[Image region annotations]
★ ★ ★ ★ ★

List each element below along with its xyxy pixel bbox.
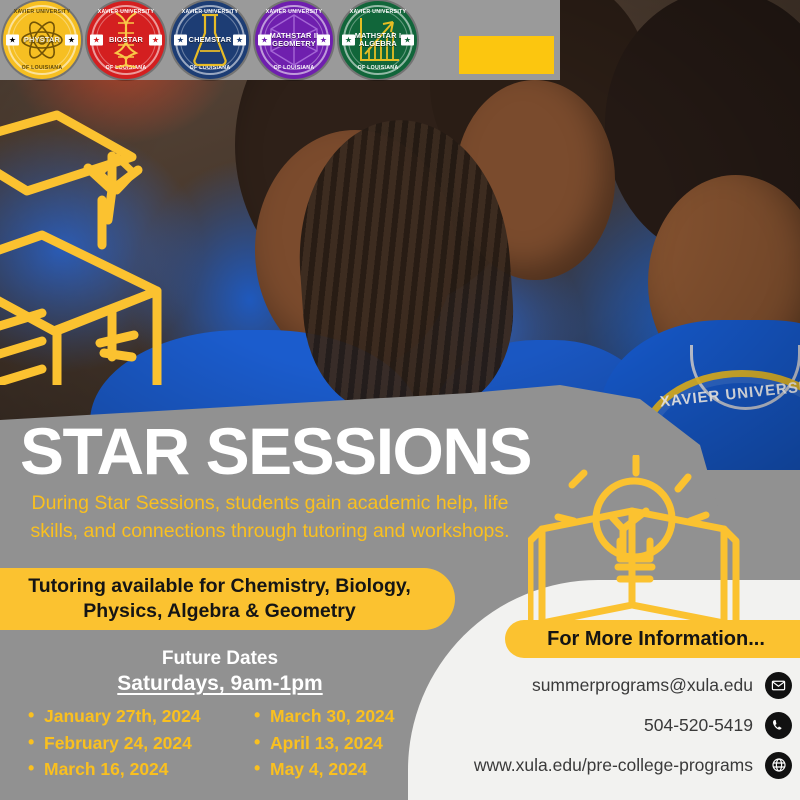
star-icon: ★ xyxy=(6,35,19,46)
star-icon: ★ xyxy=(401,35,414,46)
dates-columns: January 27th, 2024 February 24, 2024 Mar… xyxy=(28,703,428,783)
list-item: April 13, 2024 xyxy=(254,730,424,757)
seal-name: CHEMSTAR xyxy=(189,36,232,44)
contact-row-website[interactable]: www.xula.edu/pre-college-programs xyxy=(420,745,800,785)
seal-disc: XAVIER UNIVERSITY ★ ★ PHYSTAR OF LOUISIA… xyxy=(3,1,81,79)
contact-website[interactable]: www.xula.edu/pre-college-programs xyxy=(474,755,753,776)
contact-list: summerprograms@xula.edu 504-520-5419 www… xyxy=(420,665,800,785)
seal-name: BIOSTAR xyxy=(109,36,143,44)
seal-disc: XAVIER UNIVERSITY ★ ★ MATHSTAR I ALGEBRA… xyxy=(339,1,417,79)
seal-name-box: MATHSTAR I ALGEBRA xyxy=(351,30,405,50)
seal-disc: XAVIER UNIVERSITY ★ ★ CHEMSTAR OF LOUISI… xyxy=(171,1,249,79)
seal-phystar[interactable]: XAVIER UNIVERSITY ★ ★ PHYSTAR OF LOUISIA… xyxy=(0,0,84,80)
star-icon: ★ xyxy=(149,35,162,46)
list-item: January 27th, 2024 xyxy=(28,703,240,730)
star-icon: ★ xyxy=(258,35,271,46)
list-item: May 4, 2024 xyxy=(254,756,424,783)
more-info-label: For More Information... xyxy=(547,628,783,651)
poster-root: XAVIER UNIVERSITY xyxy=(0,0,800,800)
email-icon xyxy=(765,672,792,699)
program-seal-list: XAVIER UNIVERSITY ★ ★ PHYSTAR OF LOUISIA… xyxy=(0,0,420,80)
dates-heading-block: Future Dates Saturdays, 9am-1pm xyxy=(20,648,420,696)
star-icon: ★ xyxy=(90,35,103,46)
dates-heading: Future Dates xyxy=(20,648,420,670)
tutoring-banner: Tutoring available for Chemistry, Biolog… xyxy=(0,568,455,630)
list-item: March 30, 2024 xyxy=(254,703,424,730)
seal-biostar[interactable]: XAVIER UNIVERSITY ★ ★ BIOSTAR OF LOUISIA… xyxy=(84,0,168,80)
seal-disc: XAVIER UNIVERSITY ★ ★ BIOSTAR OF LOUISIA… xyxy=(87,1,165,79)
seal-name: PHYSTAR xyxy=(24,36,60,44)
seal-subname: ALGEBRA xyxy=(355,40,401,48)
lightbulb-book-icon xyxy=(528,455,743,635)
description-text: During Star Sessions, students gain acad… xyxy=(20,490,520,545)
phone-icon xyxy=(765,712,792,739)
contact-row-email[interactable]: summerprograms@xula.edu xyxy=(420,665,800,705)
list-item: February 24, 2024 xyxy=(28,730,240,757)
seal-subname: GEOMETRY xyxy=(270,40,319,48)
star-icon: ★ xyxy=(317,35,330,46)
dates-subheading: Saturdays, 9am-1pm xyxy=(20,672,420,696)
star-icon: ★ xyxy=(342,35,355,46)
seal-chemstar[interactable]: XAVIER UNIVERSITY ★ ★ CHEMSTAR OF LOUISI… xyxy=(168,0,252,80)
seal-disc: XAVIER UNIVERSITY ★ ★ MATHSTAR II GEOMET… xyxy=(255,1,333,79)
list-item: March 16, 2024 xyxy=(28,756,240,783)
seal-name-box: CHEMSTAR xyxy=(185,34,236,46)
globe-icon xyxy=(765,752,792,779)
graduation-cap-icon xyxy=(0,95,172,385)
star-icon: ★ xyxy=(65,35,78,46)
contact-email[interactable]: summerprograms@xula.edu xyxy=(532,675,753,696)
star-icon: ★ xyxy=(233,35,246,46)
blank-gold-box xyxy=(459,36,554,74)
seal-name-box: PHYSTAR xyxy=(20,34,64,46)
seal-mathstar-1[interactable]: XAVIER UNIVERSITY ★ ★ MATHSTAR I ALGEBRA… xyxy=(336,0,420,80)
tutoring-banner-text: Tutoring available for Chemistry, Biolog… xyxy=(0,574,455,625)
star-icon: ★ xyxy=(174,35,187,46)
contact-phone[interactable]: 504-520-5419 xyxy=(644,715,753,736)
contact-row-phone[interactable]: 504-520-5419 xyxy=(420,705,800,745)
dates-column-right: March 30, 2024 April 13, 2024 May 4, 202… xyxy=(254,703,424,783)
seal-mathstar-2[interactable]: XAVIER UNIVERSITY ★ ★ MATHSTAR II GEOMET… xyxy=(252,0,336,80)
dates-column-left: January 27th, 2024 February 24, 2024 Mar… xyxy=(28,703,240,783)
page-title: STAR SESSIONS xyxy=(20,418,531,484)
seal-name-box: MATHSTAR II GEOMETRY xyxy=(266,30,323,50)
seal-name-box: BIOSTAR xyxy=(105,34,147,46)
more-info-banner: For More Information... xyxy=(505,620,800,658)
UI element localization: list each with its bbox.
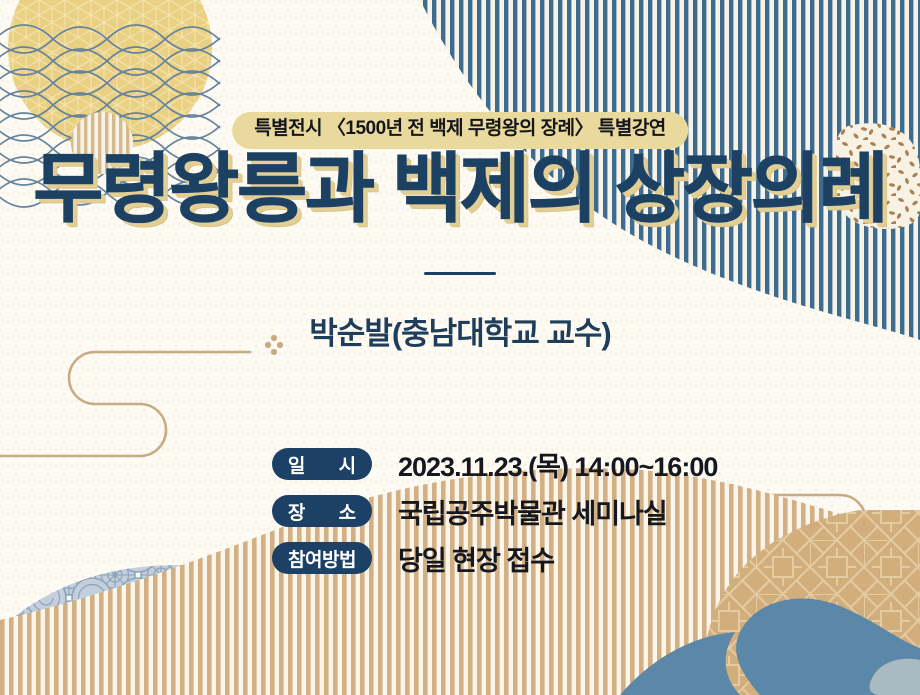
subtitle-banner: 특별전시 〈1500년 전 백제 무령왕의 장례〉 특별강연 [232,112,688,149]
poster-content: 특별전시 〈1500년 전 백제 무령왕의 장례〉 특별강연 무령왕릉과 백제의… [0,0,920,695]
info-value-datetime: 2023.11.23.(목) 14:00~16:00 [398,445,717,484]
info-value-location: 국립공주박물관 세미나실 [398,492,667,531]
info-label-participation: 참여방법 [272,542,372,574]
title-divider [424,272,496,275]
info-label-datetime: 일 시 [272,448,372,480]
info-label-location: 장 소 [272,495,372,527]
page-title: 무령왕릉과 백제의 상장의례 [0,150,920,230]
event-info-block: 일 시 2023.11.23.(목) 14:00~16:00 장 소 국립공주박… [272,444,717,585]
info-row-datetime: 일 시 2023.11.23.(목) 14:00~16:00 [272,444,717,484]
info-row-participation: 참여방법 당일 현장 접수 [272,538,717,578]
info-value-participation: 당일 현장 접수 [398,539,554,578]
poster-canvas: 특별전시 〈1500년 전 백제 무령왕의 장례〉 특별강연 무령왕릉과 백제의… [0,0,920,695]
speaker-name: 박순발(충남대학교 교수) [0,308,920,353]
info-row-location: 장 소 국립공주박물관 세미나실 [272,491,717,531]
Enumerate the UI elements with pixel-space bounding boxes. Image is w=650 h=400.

★ ★ ★ ★ ★

§ **TASK GOAL**:
Swap "star-icon" for "star-symbol" throughout all the rows above and write the lines out again with nothing else altered. Leave the pictures out.

§ **EXPECTED ANSWER**:
List each element below along with its xyxy pixel bbox.
star-symbol: ★ xyxy=(6,35,19,46)
star-symbol: ★ xyxy=(401,35,414,46)
dates-columns: January 27th, 2024 February 24, 2024 Mar… xyxy=(28,703,428,783)
list-item: April 13, 2024 xyxy=(254,730,424,757)
seal-name: CHEMSTAR xyxy=(189,36,232,44)
contact-row-website[interactable]: www.xula.edu/pre-college-programs xyxy=(420,745,800,785)
seal-disc: XAVIER UNIVERSITY ★ ★ PHYSTAR OF LOUISIA… xyxy=(3,1,81,79)
contact-website[interactable]: www.xula.edu/pre-college-programs xyxy=(474,755,753,776)
contact-list: summerprograms@xula.edu 504-520-5419 www… xyxy=(420,665,800,785)
seal-name: BIOSTAR xyxy=(109,36,143,44)
seal-disc: XAVIER UNIVERSITY ★ ★ MATHSTAR I ALGEBRA… xyxy=(339,1,417,79)
seal-name-box: MATHSTAR I ALGEBRA xyxy=(351,30,405,50)
seal-disc: XAVIER UNIVERSITY ★ ★ CHEMSTAR OF LOUISI… xyxy=(171,1,249,79)
seal-phystar[interactable]: XAVIER UNIVERSITY ★ ★ PHYSTAR OF LOUISIA… xyxy=(0,0,84,80)
star-symbol: ★ xyxy=(149,35,162,46)
list-item: January 27th, 2024 xyxy=(28,703,240,730)
star-symbol: ★ xyxy=(258,35,271,46)
list-item: May 4, 2024 xyxy=(254,756,424,783)
more-info-label: For More Information... xyxy=(547,628,783,651)
poster-root: XAVIER UNIVERSITY xyxy=(0,0,800,800)
email-icon xyxy=(765,672,792,699)
program-seal-list: XAVIER UNIVERSITY ★ ★ PHYSTAR OF LOUISIA… xyxy=(0,0,420,80)
dates-heading-block: Future Dates Saturdays, 9am-1pm xyxy=(20,648,420,696)
star-symbol: ★ xyxy=(90,35,103,46)
dates-heading: Future Dates xyxy=(20,648,420,670)
tutoring-banner: Tutoring available for Chemistry, Biolog… xyxy=(0,568,455,630)
list-item: March 30, 2024 xyxy=(254,703,424,730)
seal-biostar[interactable]: XAVIER UNIVERSITY ★ ★ BIOSTAR OF LOUISIA… xyxy=(84,0,168,80)
seal-disc: XAVIER UNIVERSITY ★ ★ BIOSTAR OF LOUISIA… xyxy=(87,1,165,79)
seal-name: PHYSTAR xyxy=(24,36,60,44)
seal-subname: ALGEBRA xyxy=(355,40,401,48)
lightbulb-book-icon xyxy=(528,455,743,635)
description-text: During Star Sessions, students gain acad… xyxy=(20,490,520,545)
phone-icon xyxy=(765,712,792,739)
contact-row-email[interactable]: summerprograms@xula.edu xyxy=(420,665,800,705)
list-item: February 24, 2024 xyxy=(28,730,240,757)
seal-subname: GEOMETRY xyxy=(270,40,319,48)
star-symbol: ★ xyxy=(317,35,330,46)
dates-subheading: Saturdays, 9am-1pm xyxy=(20,672,420,696)
star-symbol: ★ xyxy=(342,35,355,46)
seal-chemstar[interactable]: XAVIER UNIVERSITY ★ ★ CHEMSTAR OF LOUISI… xyxy=(168,0,252,80)
seal-disc: XAVIER UNIVERSITY ★ ★ MATHSTAR II GEOMET… xyxy=(255,1,333,79)
list-item: March 16, 2024 xyxy=(28,756,240,783)
seal-name-box: CHEMSTAR xyxy=(185,34,236,46)
globe-icon xyxy=(765,752,792,779)
graduation-cap-icon xyxy=(0,95,172,385)
star-symbol: ★ xyxy=(65,35,78,46)
contact-email[interactable]: summerprograms@xula.edu xyxy=(532,675,753,696)
star-symbol: ★ xyxy=(233,35,246,46)
blank-gold-box xyxy=(459,36,554,74)
seal-name-box: PHYSTAR xyxy=(20,34,64,46)
seal-mathstar-1[interactable]: XAVIER UNIVERSITY ★ ★ MATHSTAR I ALGEBRA… xyxy=(336,0,420,80)
tutoring-banner-text: Tutoring available for Chemistry, Biolog… xyxy=(0,574,455,625)
star-symbol: ★ xyxy=(174,35,187,46)
contact-phone[interactable]: 504-520-5419 xyxy=(644,715,753,736)
contact-row-phone[interactable]: 504-520-5419 xyxy=(420,705,800,745)
dates-column-right: March 30, 2024 April 13, 2024 May 4, 202… xyxy=(254,703,424,783)
seal-mathstar-2[interactable]: XAVIER UNIVERSITY ★ ★ MATHSTAR II GEOMET… xyxy=(252,0,336,80)
dates-column-left: January 27th, 2024 February 24, 2024 Mar… xyxy=(28,703,240,783)
page-title: STAR SESSIONS xyxy=(20,418,531,484)
seal-name-box: MATHSTAR II GEOMETRY xyxy=(266,30,323,50)
seal-name-box: BIOSTAR xyxy=(105,34,147,46)
more-info-banner: For More Information... xyxy=(505,620,800,658)
UI element localization: list each with its bbox.
subtitle-banner: 특별전시 〈1500년 전 백제 무령왕의 장례〉 특별강연 [232,112,688,149]
poster-content: 특별전시 〈1500년 전 백제 무령왕의 장례〉 특별강연 무령왕릉과 백제의… [0,0,920,695]
info-value-datetime: 2023.11.23.(목) 14:00~16:00 [398,445,717,484]
info-value-location: 국립공주박물관 세미나실 [398,492,667,531]
info-label-participation: 참여방법 [272,542,372,574]
title-divider [424,272,496,275]
info-label-datetime: 일 시 [272,448,372,480]
info-label-location: 장 소 [272,495,372,527]
page-title: 무령왕릉과 백제의 상장의례 [0,150,920,230]
event-info-block: 일 시 2023.11.23.(목) 14:00~16:00 장 소 국립공주박… [272,444,717,585]
info-row-datetime: 일 시 2023.11.23.(목) 14:00~16:00 [272,444,717,484]
info-row-participation: 참여방법 당일 현장 접수 [272,538,717,578]
info-value-participation: 당일 현장 접수 [398,539,554,578]
poster-canvas: 특별전시 〈1500년 전 백제 무령왕의 장례〉 특별강연 무령왕릉과 백제의… [0,0,920,695]
speaker-name: 박순발(충남대학교 교수) [0,308,920,353]
info-row-location: 장 소 국립공주박물관 세미나실 [272,491,717,531]
Enumerate the UI elements with pixel-space bounding boxes. Image is w=650 h=400.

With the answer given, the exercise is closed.